### Task statement
Write each line out exactly, leaving none out.

(Data extracted from a collection)
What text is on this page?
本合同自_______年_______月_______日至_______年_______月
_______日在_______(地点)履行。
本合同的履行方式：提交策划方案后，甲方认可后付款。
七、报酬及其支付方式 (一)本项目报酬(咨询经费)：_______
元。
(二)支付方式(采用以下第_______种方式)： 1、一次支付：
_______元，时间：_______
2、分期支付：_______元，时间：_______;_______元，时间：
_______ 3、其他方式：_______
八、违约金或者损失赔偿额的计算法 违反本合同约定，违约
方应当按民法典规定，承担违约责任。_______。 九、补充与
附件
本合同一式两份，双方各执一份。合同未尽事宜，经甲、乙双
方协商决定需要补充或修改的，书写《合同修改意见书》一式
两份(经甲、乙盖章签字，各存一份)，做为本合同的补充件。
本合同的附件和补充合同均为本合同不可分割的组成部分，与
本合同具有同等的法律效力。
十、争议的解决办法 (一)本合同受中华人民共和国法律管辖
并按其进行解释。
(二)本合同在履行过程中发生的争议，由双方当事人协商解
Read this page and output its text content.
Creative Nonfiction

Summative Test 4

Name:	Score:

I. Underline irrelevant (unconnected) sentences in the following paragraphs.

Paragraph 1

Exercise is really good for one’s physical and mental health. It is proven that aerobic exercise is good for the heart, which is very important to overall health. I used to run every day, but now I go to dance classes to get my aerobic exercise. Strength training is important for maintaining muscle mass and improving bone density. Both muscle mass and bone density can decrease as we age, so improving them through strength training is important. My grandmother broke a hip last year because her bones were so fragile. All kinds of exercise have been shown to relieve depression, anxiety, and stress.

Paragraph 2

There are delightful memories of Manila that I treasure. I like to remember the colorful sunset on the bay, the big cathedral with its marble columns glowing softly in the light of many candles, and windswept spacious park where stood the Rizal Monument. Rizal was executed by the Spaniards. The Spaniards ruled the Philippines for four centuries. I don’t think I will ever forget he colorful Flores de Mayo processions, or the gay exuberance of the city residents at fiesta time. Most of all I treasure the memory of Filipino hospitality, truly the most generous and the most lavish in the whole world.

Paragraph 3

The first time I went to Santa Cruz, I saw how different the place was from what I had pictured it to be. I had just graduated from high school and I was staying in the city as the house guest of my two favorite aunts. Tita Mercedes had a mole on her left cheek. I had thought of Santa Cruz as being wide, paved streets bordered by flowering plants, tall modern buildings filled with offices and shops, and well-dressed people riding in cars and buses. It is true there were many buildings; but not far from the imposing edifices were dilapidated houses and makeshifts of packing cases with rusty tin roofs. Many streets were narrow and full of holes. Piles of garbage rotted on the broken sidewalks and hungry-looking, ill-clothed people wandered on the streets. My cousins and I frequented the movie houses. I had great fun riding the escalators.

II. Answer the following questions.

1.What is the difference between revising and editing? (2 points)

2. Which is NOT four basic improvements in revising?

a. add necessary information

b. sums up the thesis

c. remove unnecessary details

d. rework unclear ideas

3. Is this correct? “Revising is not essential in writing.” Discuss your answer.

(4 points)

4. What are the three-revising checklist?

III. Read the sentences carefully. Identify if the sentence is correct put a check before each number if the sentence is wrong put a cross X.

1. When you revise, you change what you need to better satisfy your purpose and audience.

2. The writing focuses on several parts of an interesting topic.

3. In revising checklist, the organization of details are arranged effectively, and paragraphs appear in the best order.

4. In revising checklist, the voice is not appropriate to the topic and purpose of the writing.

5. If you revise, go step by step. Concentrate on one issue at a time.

### Correct response
What text is on this page?
本合同自_______年_______月_______日至_______年_______月
_______日在_______(地点)履行。
本合同的履行方式：提交策划方案后，甲方认可后付款。
七、报酬及其支付方式 (一)本项目报酬(咨询经费)：_______
元。
(二)支付方式(采用以下第_______种方式)： 1、一次支付：
_______元，时间：_______
2、分期支付：_______元，时间：_______;_______元，时间：
_______ 3、其他方式：_______
八、违约金或者损失赔偿额的计算法 违反本合同约定，违约
方应当按民法典规定，承担违约责任。_______。 九、补充与
附件
本合同一式两份，双方各执一份。合同未尽事宜，经甲、乙双
方协商决定需要补充或修改的，书写《合同修改意见书》一式
两份(经甲、乙盖章签字，各存一份)，做为本合同的补充件。
本合同的附件和补充合同均为本合同不可分割的组成部分，与
本合同具有同等的法律效力。
十、争议的解决办法 (一)本合同受中华人民共和国法律管辖
并按其进行解释。
(二)本合同在履行过程中发生的争议，由双方当事人协商解
Read this page and output its text content.
Creative Nonfiction

Summative Test 4

Name:	Score:

I. Underline irrelevant (unconnected) sentences in the following paragraphs.

Paragraph 1

Exercise is really good for one’s physical and mental health. It is proven that aerobic exercise is good for the heart, which is very important to overall health. I used to run every day, but now I go to dance classes to get my aerobic exercise. Strength training is important for maintaining muscle mass and improving bone density. Both muscle mass and bone density can decrease as we age, so improving them through strength training is important. My grandmother broke a hip last year because her bones were so fragile. All kinds of exercise have been shown to relieve depression, anxiety, and stress.

Paragraph 2

There are delightful memories of Manila that I treasure. I like to remember the colorful sunset on the bay, the big cathedral with its marble columns glowing softly in the light of many candles, and windswept spacious park where stood the Rizal Monument. Rizal was executed by the Spaniards. The Spaniards ruled the Philippines for four centuries. I don’t think I will ever forget he colorful Flores de Mayo processions, or the gay exuberance of the city residents at fiesta time. Most of all I treasure the memory of Filipino hospitality, truly the most generous and the most lavish in the whole world.

Paragraph 3

The first time I went to Santa Cruz, I saw how different the place was from what I had pictured it to be. I had just graduated from high school and I was staying in the city as the house guest of my two favorite aunts. Tita Mercedes had a mole on her left cheek. I had thought of Santa Cruz as being wide, paved streets bordered by flowering plants, tall modern buildings filled with offices and shops, and well-dressed people riding in cars and buses. It is true there were many buildings; but not far from the imposing edifices were dilapidated houses and makeshifts of packing cases with rusty tin roofs. Many streets were narrow and full of holes. Piles of garbage rotted on the broken sidewalks and hungry-looking, ill-clothed people wandered on the streets. My cousins and I frequented the movie houses. I had great fun riding the escalators.

II. Answer the following questions.

1.What is the difference between revising and editing? (2 points)

2. Which is NOT four basic improvements in revising?

a. add necessary information

b. sums up the thesis

c. remove unnecessary details

d. rework unclear ideas

3. Is this correct? “Revising is not essential in writing.” Discuss your answer.

(4 points)

4. What are the three-revising checklist?

III. Read the sentences carefully. Identify if the sentence is correct put a check before each number if the sentence is wrong put a cross X.

1. When you revise, you change what you need to better satisfy your purpose and audience.

2. The writing focuses on several parts of an interesting topic.

3. In revising checklist, the organization of details are arranged effectively, and paragraphs appear in the best order.

4. In revising checklist, the voice is not appropriate to the topic and purpose of the writing.

5. If you revise, go step by step. Concentrate on one issue at a time.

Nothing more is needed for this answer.